Exercise prompt
Go through the entries below and write each one out exactly.

** start Provided entries **

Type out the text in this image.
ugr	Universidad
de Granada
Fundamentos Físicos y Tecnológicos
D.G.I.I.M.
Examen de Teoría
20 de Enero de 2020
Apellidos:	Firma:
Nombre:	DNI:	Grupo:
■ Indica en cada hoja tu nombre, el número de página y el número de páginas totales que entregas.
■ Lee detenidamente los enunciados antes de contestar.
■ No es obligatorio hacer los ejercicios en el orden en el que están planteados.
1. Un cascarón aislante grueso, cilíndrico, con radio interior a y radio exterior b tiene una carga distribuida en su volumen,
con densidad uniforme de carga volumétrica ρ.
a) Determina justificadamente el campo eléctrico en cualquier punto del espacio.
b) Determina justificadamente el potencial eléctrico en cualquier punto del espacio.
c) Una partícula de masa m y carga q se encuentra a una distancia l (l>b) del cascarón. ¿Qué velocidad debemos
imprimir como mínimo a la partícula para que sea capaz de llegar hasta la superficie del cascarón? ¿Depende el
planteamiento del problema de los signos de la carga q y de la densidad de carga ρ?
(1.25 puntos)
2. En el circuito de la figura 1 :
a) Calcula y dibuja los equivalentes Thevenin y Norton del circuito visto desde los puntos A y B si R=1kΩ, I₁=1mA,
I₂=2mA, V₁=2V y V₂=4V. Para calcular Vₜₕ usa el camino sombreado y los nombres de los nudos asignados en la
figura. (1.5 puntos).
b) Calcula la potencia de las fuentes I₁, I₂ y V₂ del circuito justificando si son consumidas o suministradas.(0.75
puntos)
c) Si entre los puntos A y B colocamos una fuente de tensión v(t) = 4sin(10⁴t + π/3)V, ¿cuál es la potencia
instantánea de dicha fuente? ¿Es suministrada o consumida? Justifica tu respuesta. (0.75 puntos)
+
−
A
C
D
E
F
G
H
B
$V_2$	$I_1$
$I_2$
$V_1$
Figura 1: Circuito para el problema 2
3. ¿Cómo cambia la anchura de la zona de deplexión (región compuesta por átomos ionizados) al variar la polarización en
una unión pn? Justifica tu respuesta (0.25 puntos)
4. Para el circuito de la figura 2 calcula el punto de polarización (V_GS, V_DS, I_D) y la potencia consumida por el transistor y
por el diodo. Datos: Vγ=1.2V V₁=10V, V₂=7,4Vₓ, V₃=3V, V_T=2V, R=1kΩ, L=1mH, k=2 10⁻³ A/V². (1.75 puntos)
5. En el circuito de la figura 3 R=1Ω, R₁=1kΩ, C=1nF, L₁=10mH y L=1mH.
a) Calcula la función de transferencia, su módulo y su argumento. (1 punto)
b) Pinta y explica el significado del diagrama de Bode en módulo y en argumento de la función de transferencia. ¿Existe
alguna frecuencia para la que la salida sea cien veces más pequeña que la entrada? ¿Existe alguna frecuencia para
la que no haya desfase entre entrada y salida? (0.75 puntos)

** end Provided entries **

Output of the task
Type out the text in this image.
ugr	Universidad
de Granada
Fundamentos Físicos y Tecnológicos
D.G.I.I.M.
Examen de Teoría
20 de Enero de 2020
Apellidos:	Firma:
Nombre:	DNI:	Grupo:
■ Indica en cada hoja tu nombre, el número de página y el número de páginas totales que entregas.
■ Lee detenidamente los enunciados antes de contestar.
■ No es obligatorio hacer los ejercicios en el orden en el que están planteados.
1. Un cascarón aislante grueso, cilíndrico, con radio interior a y radio exterior b tiene una carga distribuida en su volumen,
con densidad uniforme de carga volumétrica ρ.
a) Determina justificadamente el campo eléctrico en cualquier punto del espacio.
b) Determina justificadamente el potencial eléctrico en cualquier punto del espacio.
c) Una partícula de masa m y carga q se encuentra a una distancia l (l>b) del cascarón. ¿Qué velocidad debemos
imprimir como mínimo a la partícula para que sea capaz de llegar hasta la superficie del cascarón? ¿Depende el
planteamiento del problema de los signos de la carga q y de la densidad de carga ρ?
(1.25 puntos)
2. En el circuito de la figura 1 :
a) Calcula y dibuja los equivalentes Thevenin y Norton del circuito visto desde los puntos A y B si R=1kΩ, I₁=1mA,
I₂=2mA, V₁=2V y V₂=4V. Para calcular Vₜₕ usa el camino sombreado y los nombres de los nudos asignados en la
figura. (1.5 puntos).
b) Calcula la potencia de las fuentes I₁, I₂ y V₂ del circuito justificando si son consumidas o suministradas.(0.75
puntos)
c) Si entre los puntos A y B colocamos una fuente de tensión v(t) = 4sin(10⁴t + π/3)V, ¿cuál es la potencia
instantánea de dicha fuente? ¿Es suministrada o consumida? Justifica tu respuesta. (0.75 puntos)
+
−
A
C
D
E
F
G
H
B
$V_2$	$I_1$
$I_2$
$V_1$
Figura 1: Circuito para el problema 2
3. ¿Cómo cambia la anchura de la zona de deplexión (región compuesta por átomos ionizados) al variar la polarización en
una unión pn? Justifica tu respuesta (0.25 puntos)
4. Para el circuito de la figura 2 calcula el punto de polarización (V_GS, V_DS, I_D) y la potencia consumida por el transistor y
por el diodo. Datos: Vγ=1.2V V₁=10V, V₂=7,4Vₓ, V₃=3V, V_T=2V, R=1kΩ, L=1mH, k=2 10⁻³ A/V². (1.75 puntos)
5. En el circuito de la figura 3 R=1Ω, R₁=1kΩ, C=1nF, L₁=10mH y L=1mH.
a) Calcula la función de transferencia, su módulo y su argumento. (1 punto)
b) Pinta y explica el significado del diagrama de Bode en módulo y en argumento de la función de transferencia. ¿Existe
alguna frecuencia para la que la salida sea cien veces más pequeña que la entrada? ¿Existe alguna frecuencia para
la que no haya desfase entre entrada y salida? (0.75 puntos)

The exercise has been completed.